• **WHAT YOU NEED TO DO**:
Read the records below. Copy each line where the string "carne" occurs.

Data records:
======

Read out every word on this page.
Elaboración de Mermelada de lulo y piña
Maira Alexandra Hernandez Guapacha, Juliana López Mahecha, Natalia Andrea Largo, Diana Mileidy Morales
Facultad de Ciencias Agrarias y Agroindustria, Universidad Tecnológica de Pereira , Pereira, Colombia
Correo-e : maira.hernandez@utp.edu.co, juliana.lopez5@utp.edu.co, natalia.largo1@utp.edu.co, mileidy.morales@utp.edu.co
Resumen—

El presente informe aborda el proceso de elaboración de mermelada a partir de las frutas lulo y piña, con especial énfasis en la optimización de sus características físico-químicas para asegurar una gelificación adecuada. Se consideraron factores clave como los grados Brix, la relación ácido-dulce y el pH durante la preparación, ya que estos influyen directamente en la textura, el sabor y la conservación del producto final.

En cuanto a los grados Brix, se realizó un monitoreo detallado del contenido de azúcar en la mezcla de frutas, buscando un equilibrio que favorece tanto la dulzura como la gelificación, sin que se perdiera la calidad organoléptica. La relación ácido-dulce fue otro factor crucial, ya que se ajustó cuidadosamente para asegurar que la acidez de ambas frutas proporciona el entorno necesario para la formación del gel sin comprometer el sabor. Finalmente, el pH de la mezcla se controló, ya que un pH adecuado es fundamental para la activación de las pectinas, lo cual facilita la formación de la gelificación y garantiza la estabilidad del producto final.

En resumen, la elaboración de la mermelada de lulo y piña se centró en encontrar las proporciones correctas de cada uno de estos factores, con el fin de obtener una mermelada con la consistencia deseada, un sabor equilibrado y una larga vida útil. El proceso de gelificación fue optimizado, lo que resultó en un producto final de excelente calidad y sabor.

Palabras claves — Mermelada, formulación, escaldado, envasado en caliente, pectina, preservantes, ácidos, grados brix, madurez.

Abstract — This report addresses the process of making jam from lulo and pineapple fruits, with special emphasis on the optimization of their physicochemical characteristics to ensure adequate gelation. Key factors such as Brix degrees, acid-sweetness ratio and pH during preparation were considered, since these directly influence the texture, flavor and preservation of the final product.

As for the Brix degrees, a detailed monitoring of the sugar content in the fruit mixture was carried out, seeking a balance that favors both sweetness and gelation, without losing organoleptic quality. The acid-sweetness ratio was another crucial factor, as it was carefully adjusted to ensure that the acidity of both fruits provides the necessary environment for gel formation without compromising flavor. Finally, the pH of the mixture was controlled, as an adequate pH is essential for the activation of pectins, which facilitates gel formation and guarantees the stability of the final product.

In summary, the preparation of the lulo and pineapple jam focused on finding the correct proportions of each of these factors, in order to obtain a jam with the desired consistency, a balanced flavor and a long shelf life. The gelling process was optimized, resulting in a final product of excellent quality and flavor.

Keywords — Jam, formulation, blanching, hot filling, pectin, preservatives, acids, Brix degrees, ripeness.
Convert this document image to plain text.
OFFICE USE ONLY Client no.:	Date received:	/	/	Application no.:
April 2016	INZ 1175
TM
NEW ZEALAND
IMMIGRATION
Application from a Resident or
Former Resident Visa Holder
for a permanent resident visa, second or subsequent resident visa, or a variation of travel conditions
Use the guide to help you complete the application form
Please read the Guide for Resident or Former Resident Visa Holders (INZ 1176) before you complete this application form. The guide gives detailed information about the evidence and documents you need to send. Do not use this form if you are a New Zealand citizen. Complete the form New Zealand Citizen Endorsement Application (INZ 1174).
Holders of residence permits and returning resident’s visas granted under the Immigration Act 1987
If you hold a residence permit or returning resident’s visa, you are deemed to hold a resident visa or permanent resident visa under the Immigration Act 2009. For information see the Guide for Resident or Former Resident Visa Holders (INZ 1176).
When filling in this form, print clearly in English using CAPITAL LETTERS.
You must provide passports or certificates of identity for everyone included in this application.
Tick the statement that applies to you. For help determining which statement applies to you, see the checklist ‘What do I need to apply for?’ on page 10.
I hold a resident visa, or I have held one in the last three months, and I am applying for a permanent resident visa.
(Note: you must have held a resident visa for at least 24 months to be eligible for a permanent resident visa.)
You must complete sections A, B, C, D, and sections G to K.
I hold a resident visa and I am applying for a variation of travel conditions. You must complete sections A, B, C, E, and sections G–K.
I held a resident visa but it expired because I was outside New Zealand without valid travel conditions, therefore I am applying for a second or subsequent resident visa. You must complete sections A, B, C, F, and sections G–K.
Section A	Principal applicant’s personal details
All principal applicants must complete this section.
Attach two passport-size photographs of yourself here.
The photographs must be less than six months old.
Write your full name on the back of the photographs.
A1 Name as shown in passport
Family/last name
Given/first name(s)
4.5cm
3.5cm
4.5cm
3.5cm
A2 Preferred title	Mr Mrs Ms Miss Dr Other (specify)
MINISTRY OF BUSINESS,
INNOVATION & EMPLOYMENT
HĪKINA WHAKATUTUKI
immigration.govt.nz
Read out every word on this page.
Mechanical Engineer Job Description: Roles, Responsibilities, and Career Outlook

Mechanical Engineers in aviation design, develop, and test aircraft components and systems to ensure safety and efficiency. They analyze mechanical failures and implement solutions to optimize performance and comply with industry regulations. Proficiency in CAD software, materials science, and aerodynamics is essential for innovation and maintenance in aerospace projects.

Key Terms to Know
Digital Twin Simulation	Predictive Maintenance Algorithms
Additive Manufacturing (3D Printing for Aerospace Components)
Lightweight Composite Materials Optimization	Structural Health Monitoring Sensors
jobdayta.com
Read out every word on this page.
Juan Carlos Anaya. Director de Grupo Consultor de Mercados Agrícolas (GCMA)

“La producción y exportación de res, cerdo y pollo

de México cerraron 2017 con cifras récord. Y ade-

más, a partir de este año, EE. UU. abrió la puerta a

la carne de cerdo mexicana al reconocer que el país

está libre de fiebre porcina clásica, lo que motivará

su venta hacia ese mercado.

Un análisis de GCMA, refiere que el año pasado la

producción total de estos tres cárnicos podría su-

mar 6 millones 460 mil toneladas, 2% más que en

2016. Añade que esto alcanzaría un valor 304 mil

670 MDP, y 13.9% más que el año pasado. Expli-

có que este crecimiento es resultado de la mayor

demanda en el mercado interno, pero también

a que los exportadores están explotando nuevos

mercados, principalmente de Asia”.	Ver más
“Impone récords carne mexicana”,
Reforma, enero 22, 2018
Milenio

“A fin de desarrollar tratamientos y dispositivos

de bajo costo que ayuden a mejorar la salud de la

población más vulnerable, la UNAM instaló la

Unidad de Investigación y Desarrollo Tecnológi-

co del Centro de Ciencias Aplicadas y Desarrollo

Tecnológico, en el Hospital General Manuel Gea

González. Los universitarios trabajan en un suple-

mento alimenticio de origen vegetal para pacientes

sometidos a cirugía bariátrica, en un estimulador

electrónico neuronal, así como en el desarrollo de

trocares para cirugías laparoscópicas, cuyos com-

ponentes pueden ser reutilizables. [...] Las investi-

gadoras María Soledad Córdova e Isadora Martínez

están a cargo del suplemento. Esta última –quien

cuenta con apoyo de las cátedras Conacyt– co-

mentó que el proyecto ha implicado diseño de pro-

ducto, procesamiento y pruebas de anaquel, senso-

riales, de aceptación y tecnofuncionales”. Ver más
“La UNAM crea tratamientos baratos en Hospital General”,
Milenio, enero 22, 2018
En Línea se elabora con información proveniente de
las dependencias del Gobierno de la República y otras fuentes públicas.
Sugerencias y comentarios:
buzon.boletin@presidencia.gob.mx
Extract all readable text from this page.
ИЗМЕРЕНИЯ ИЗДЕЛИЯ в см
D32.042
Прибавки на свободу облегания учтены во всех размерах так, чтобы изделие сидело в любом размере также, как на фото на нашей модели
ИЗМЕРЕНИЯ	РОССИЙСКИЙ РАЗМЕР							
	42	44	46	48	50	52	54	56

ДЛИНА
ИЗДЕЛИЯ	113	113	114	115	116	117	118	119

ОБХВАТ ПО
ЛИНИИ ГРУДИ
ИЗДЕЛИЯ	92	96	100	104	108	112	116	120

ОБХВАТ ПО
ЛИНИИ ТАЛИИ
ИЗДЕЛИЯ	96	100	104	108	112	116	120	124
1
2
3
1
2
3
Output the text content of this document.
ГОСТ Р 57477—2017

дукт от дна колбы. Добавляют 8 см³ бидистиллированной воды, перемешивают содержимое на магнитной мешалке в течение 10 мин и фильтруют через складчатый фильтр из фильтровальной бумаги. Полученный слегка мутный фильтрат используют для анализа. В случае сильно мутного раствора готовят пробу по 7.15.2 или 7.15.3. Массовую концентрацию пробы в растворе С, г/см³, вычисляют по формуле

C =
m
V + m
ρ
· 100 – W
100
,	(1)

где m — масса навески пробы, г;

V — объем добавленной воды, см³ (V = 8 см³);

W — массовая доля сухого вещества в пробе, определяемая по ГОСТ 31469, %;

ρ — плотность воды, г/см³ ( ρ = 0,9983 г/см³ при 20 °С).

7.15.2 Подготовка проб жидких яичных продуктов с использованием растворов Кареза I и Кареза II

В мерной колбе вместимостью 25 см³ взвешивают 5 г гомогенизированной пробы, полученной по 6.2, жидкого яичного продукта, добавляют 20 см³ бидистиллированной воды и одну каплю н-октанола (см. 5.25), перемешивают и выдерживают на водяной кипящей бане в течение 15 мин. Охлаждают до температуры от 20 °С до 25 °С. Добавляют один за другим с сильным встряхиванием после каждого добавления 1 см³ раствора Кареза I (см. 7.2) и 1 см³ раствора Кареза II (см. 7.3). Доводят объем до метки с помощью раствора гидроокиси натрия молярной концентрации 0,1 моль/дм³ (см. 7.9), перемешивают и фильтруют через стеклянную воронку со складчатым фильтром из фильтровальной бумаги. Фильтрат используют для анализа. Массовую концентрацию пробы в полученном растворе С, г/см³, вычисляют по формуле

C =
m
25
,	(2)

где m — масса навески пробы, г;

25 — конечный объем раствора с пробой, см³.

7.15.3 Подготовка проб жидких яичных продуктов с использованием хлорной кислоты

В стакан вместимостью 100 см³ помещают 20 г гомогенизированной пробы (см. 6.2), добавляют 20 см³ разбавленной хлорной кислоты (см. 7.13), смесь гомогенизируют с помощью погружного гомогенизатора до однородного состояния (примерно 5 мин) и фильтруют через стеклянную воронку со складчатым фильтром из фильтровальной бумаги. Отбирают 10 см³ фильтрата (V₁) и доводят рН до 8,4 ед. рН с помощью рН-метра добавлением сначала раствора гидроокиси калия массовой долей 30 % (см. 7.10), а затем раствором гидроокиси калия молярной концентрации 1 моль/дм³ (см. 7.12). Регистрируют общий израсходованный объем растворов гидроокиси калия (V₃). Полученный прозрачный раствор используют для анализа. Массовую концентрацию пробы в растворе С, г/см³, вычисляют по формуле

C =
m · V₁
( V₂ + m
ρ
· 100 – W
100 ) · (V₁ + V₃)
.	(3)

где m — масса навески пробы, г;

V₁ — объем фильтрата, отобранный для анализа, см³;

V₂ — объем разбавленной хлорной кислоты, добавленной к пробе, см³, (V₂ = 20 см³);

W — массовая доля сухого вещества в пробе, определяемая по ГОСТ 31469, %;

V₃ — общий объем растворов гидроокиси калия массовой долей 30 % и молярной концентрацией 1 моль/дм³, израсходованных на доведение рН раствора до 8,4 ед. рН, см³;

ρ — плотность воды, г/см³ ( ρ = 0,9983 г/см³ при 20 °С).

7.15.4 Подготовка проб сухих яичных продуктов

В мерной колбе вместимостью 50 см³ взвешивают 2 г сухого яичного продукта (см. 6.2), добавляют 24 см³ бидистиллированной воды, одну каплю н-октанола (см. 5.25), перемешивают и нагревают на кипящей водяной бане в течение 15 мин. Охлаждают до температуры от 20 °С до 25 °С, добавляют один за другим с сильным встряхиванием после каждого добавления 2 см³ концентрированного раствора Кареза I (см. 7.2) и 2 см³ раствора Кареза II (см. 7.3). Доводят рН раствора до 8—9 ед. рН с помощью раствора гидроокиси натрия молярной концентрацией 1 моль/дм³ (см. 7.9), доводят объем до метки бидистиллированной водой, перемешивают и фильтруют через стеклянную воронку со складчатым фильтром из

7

======

• **RESPONSE**:
la carne de cerdo mexicana al reconocer que el país
“Impone récords carne mexicana”,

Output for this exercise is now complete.